**Prompt:**
Exactly as given, repeat all of the entries.

## START Extracted entries

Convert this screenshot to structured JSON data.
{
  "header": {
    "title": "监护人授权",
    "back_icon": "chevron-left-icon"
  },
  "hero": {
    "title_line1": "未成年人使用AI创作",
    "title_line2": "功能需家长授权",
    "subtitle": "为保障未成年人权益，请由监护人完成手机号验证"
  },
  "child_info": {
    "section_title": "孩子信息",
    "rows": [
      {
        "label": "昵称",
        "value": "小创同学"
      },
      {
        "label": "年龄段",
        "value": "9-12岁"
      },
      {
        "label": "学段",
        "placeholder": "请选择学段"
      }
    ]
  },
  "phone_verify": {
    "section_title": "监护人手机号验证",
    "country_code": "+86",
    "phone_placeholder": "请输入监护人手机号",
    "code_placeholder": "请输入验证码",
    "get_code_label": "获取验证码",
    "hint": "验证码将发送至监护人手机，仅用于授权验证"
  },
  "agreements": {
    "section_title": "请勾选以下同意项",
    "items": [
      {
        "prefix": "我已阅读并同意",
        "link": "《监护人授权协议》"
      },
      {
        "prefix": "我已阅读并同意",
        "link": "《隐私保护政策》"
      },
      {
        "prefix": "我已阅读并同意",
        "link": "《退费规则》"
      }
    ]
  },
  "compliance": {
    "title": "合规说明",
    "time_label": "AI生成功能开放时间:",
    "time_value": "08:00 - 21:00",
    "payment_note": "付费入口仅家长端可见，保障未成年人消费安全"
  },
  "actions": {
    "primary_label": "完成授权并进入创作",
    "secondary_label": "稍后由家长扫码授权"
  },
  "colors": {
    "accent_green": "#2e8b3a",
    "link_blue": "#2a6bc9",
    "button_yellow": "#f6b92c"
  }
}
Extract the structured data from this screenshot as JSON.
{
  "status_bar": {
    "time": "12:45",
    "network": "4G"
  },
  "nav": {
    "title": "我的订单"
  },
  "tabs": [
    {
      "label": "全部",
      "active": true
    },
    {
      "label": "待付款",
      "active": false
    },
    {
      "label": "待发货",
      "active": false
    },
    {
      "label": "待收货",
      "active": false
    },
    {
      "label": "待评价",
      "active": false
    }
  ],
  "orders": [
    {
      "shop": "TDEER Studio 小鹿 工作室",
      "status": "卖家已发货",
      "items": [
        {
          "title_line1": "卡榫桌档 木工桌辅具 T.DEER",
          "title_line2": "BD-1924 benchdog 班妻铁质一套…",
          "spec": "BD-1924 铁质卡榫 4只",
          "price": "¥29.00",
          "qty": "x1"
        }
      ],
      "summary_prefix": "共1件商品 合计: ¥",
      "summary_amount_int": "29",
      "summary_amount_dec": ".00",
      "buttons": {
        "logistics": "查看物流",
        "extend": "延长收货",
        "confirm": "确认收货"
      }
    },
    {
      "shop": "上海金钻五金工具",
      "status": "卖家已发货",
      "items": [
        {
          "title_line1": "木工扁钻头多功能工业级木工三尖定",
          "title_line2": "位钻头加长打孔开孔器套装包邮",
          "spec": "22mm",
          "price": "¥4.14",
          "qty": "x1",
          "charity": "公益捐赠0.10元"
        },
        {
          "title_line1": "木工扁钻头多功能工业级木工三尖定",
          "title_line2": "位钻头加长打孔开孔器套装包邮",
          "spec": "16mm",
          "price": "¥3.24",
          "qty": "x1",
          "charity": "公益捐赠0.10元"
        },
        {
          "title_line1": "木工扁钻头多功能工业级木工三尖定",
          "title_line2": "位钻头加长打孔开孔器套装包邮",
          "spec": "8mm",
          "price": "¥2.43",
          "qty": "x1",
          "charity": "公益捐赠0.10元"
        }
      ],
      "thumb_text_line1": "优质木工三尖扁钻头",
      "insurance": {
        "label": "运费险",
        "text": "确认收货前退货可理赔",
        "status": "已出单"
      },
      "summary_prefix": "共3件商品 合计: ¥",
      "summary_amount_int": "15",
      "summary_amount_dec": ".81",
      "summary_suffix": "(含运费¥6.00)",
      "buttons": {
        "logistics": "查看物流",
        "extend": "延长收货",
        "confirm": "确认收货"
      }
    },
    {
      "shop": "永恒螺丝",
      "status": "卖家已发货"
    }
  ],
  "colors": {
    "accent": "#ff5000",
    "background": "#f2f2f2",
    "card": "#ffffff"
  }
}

## END Extracted entries

**Task output:**
Convert this screenshot to structured JSON data.
{
  "header": {
    "title": "监护人授权",
    "back_icon": "chevron-left-icon"
  },
  "hero": {
    "title_line1": "未成年人使用AI创作",
    "title_line2": "功能需家长授权",
    "subtitle": "为保障未成年人权益，请由监护人完成手机号验证"
  },
  "child_info": {
    "section_title": "孩子信息",
    "rows": [
      {
        "label": "昵称",
        "value": "小创同学"
      },
      {
        "label": "年龄段",
        "value": "9-12岁"
      },
      {
        "label": "学段",
        "placeholder": "请选择学段"
      }
    ]
  },
  "phone_verify": {
    "section_title": "监护人手机号验证",
    "country_code": "+86",
    "phone_placeholder": "请输入监护人手机号",
    "code_placeholder": "请输入验证码",
    "get_code_label": "获取验证码",
    "hint": "验证码将发送至监护人手机，仅用于授权验证"
  },
  "agreements": {
    "section_title": "请勾选以下同意项",
    "items": [
      {
        "prefix": "我已阅读并同意",
        "link": "《监护人授权协议》"
      },
      {
        "prefix": "我已阅读并同意",
        "link": "《隐私保护政策》"
      },
      {
        "prefix": "我已阅读并同意",
        "link": "《退费规则》"
      }
    ]
  },
  "compliance": {
    "title": "合规说明",
    "time_label": "AI生成功能开放时间:",
    "time_value": "08:00 - 21:00",
    "payment_note": "付费入口仅家长端可见，保障未成年人消费安全"
  },
  "actions": {
    "primary_label": "完成授权并进入创作",
    "secondary_label": "稍后由家长扫码授权"
  },
  "colors": {
    "accent_green": "#2e8b3a",
    "link_blue": "#2a6bc9",
    "button_yellow": "#f6b92c"
  }
}
Extract the structured data from this screenshot as JSON.
{
  "status_bar": {
    "time": "12:45",
    "network": "4G"
  },
  "nav": {
    "title": "我的订单"
  },
  "tabs": [
    {
      "label": "全部",
      "active": true
    },
    {
      "label": "待付款",
      "active": false
    },
    {
      "label": "待发货",
      "active": false
    },
    {
      "label": "待收货",
      "active": false
    },
    {
      "label": "待评价",
      "active": false
    }
  ],
  "orders": [
    {
      "shop": "TDEER Studio 小鹿 工作室",
      "status": "卖家已发货",
      "items": [
        {
          "title_line1": "卡榫桌档 木工桌辅具 T.DEER",
          "title_line2": "BD-1924 benchdog 班妻铁质一套…",
          "spec": "BD-1924 铁质卡榫 4只",
          "price": "¥29.00",
          "qty": "x1"
        }
      ],
      "summary_prefix": "共1件商品 合计: ¥",
      "summary_amount_int": "29",
      "summary_amount_dec": ".00",
      "buttons": {
        "logistics": "查看物流",
        "extend": "延长收货",
        "confirm": "确认收货"
      }
    },
    {
      "shop": "上海金钻五金工具",
      "status": "卖家已发货",
      "items": [
        {
          "title_line1": "木工扁钻头多功能工业级木工三尖定",
          "title_line2": "位钻头加长打孔开孔器套装包邮",
          "spec": "22mm",
          "price": "¥4.14",
          "qty": "x1",
          "charity": "公益捐赠0.10元"
        },
        {
          "title_line1": "木工扁钻头多功能工业级木工三尖定",
          "title_line2": "位钻头加长打孔开孔器套装包邮",
          "spec": "16mm",
          "price": "¥3.24",
          "qty": "x1",
          "charity": "公益捐赠0.10元"
        },
        {
          "title_line1": "木工扁钻头多功能工业级木工三尖定",
          "title_line2": "位钻头加长打孔开孔器套装包邮",
          "spec": "8mm",
          "price": "¥2.43",
          "qty": "x1",
          "charity": "公益捐赠0.10元"
        }
      ],
      "thumb_text_line1": "优质木工三尖扁钻头",
      "insurance": {
        "label": "运费险",
        "text": "确认收货前退货可理赔",
        "status": "已出单"
      },
      "summary_prefix": "共3件商品 合计: ¥",
      "summary_amount_int": "15",
      "summary_amount_dec": ".81",
      "summary_suffix": "(含运费¥6.00)",
      "buttons": {
        "logistics": "查看物流",
        "extend": "延长收货",
        "confirm": "确认收货"
      }
    },
    {
      "shop": "永恒螺丝",
      "status": "卖家已发货"
    }
  ],
  "colors": {
    "accent": "#ff5000",
    "background": "#f2f2f2",
    "card": "#ffffff"
  }
}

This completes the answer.